What you are asked to do - Copy the records below exactly, omitting any pictures they contain.

--- BEGIN Dataset records ---

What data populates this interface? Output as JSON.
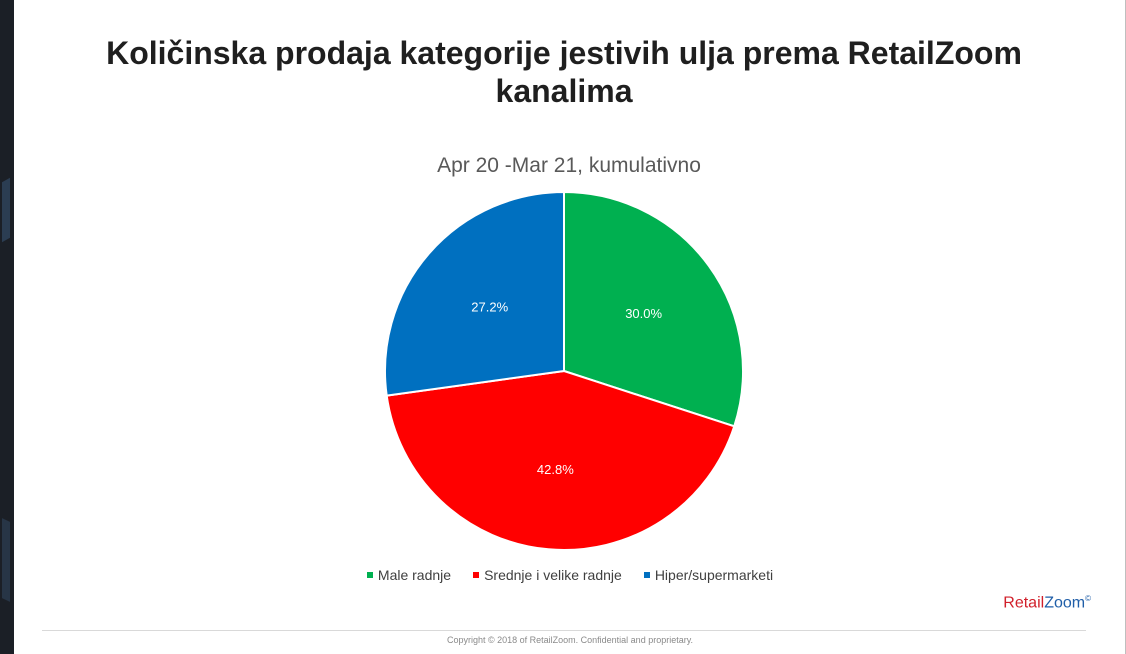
{
  "title": "Količinska prodaja kategorije jestivih ulja prema RetailZoom kanalima",
  "brand": {
    "part1": "Retail",
    "part2": "Zoom",
    "mark": "©"
  },
  "footer": {
    "copyright": "Copyright © 2018 of RetailZoom. Confidential and proprietary."
  },
  "chart_data": {
    "type": "pie",
    "title": "Apr 20 -Mar 21, kumulativno",
    "slices": [
      {
        "label": "Male radnje",
        "value": 30.0,
        "display": "30.0%",
        "color": "#00b050"
      },
      {
        "label": "Srednje i velike radnje",
        "value": 42.8,
        "display": "42.8%",
        "color": "#ff0000"
      },
      {
        "label": "Hiper/supermarketi",
        "value": 27.2,
        "display": "27.2%",
        "color": "#0070c0"
      }
    ],
    "legend_position": "bottom"
  }
}
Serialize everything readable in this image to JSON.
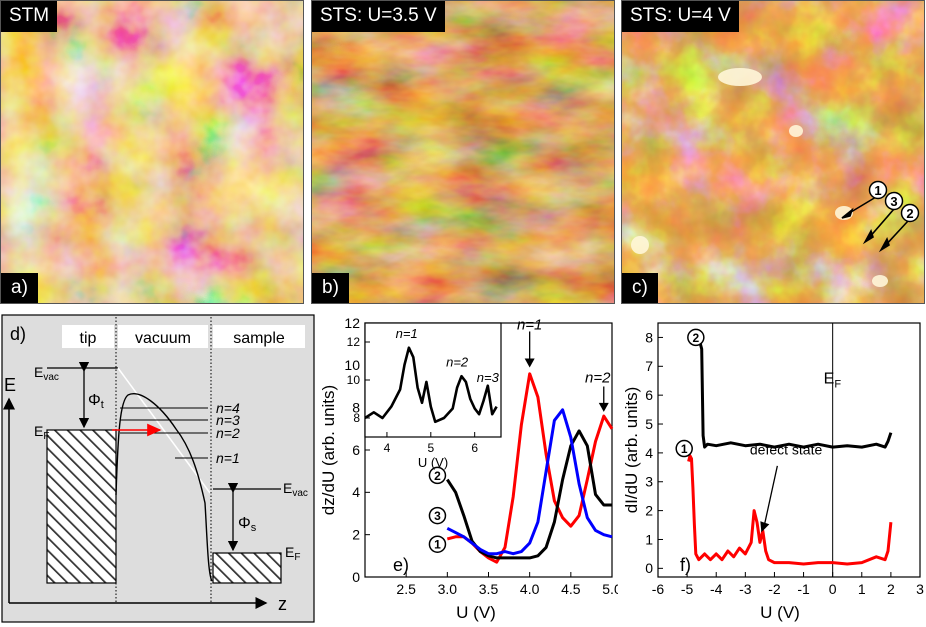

--- END Dataset records ---

The response -
What data populates this interface? Output as JSON.
{
  "title": "Količinska prodaja kategorije jestivih ulja prema RetailZoom kanalima",
  "brand": {
    "part1": "Retail",
    "part2": "Zoom",
    "mark": "©"
  },
  "footer": {
    "copyright": "Copyright © 2018 of RetailZoom. Confidential and proprietary."
  },
  "chart_data": {
    "type": "pie",
    "title": "Apr 20 -Mar 21, kumulativno",
    "slices": [
      {
        "label": "Male radnje",
        "value": 30.0,
        "display": "30.0%",
        "color": "#00b050"
      },
      {
        "label": "Srednje i velike radnje",
        "value": 42.8,
        "display": "42.8%",
        "color": "#ff0000"
      },
      {
        "label": "Hiper/supermarketi",
        "value": 27.2,
        "display": "27.2%",
        "color": "#0070c0"
      }
    ],
    "legend_position": "bottom"
  }
}
Serialize everything readable in this image to JSON.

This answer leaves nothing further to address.